↓↓↓

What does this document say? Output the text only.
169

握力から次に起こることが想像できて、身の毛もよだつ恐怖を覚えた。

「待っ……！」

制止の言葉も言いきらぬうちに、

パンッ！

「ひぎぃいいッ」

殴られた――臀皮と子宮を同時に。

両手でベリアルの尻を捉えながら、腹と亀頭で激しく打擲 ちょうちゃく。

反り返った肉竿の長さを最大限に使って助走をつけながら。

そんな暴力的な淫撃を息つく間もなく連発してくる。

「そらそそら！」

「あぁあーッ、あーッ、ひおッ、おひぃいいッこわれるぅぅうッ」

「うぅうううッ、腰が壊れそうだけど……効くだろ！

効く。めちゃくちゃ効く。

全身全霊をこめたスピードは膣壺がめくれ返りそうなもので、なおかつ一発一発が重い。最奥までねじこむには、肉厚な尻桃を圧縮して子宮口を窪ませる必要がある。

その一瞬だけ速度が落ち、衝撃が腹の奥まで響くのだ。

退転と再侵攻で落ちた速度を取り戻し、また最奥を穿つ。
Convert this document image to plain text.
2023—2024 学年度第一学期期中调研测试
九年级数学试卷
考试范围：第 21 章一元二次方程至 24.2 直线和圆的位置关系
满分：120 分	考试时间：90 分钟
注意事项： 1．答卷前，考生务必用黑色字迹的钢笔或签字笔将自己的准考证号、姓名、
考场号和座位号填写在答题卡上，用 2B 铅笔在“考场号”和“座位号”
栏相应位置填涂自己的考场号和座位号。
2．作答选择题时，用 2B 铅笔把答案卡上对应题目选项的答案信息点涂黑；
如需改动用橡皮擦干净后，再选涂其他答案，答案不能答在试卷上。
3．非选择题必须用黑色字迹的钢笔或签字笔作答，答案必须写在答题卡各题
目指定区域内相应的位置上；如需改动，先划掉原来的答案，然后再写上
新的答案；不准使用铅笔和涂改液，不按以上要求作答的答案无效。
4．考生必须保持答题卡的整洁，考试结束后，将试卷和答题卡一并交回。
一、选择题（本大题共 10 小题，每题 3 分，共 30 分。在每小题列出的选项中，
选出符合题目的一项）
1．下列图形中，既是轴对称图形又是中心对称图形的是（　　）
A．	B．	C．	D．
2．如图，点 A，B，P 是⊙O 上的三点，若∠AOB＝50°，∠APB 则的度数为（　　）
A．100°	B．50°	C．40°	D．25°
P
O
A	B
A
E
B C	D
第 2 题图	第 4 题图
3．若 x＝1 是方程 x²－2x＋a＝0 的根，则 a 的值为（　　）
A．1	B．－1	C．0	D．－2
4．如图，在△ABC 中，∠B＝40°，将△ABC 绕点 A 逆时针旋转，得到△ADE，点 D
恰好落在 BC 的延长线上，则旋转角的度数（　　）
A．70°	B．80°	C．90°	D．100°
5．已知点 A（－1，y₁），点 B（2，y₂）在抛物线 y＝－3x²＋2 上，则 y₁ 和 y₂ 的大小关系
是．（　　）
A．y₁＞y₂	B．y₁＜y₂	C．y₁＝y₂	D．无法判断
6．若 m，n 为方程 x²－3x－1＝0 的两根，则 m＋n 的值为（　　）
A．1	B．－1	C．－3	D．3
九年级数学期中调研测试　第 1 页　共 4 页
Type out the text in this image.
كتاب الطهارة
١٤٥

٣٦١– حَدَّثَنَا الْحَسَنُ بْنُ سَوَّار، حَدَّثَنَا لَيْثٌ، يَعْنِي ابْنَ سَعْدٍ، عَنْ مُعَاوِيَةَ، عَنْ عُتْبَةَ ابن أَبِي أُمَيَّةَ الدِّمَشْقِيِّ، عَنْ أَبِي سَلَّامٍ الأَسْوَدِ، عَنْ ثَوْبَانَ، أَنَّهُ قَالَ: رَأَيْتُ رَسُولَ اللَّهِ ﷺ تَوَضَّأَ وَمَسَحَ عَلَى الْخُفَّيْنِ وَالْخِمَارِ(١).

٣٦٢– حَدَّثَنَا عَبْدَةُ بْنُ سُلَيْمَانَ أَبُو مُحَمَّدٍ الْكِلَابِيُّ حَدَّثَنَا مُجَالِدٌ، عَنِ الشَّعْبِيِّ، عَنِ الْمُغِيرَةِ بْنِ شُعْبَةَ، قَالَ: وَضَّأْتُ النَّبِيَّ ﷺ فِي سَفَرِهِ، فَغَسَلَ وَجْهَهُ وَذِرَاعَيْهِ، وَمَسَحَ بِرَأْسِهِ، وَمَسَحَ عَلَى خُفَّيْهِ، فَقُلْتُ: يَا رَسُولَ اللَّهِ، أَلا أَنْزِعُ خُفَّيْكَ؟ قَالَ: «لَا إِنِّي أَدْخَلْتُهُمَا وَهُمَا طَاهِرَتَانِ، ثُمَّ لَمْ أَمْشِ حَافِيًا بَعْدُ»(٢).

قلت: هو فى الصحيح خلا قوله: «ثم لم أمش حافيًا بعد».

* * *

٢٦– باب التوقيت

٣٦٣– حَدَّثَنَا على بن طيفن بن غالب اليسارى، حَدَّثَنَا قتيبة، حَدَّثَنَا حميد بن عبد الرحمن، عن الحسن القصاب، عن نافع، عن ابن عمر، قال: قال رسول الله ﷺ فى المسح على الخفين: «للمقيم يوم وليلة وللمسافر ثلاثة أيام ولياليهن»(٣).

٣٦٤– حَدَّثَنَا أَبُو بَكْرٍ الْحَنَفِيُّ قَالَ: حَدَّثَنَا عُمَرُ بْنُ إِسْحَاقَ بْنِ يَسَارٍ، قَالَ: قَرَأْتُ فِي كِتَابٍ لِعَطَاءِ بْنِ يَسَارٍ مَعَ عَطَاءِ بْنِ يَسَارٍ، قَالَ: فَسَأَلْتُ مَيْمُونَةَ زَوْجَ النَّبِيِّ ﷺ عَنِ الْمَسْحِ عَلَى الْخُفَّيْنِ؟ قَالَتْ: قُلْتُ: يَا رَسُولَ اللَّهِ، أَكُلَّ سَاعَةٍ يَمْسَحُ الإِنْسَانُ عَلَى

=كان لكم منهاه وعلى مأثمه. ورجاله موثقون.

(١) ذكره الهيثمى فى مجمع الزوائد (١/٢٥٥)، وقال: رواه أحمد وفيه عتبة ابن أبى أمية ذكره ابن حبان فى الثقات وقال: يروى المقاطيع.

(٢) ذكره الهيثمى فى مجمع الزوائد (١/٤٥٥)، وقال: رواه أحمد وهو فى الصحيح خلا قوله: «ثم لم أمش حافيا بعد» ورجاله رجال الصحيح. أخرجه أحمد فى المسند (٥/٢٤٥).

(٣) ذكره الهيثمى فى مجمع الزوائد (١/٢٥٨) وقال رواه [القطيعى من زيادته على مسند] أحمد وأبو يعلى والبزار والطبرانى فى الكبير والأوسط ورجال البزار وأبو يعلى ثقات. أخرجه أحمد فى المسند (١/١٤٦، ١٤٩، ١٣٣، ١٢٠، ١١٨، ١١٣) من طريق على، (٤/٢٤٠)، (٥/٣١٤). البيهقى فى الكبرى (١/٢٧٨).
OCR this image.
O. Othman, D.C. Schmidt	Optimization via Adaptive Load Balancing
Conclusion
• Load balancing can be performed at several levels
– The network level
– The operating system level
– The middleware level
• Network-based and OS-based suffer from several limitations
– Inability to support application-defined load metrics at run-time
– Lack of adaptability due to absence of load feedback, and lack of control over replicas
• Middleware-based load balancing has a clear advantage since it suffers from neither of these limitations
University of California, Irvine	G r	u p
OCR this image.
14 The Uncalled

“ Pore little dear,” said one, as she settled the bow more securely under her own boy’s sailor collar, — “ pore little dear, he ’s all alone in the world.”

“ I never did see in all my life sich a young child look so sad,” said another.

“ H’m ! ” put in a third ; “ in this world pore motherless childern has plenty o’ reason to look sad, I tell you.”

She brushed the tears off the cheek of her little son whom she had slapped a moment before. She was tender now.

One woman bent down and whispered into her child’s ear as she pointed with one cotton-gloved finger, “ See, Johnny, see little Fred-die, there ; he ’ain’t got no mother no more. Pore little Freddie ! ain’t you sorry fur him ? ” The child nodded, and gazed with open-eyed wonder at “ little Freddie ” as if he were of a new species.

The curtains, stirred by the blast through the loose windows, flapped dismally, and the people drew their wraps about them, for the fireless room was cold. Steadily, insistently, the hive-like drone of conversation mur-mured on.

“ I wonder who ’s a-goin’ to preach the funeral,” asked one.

↑↑↑

* WHAT THIS TASK INVOLVES
Copy each line of the preceding data that contains the string "وقال".

* SOLUTION
(١) ذكره الهيثمى فى مجمع الزوائد (١/٢٥٥)، وقال: رواه أحمد وفيه عتبة ابن أبى أمية ذكره ابن حبان فى الثقات وقال: يروى المقاطيع.
(٢) ذكره الهيثمى فى مجمع الزوائد (١/٤٥٥)، وقال: رواه أحمد وهو فى الصحيح خلا قوله: «ثم لم أمش حافيا بعد» ورجاله رجال الصحيح. أخرجه أحمد فى المسند (٥/٢٤٥).
(٣) ذكره الهيثمى فى مجمع الزوائد (١/٢٥٨) وقال رواه [القطيعى من زيادته على مسند] أحمد وأبو يعلى والبزار والطبرانى فى الكبير والأوسط ورجال البزار وأبو يعلى ثقات. أخرجه أحمد فى المسند (١/١٤٦، ١٤٩، ١٣٣، ١٢٠، ١١٨، ١١٣) من طريق على، (٤/٢٤٠)، (٥/٣١٤). البيهقى فى الكبرى (١/٢٧٨).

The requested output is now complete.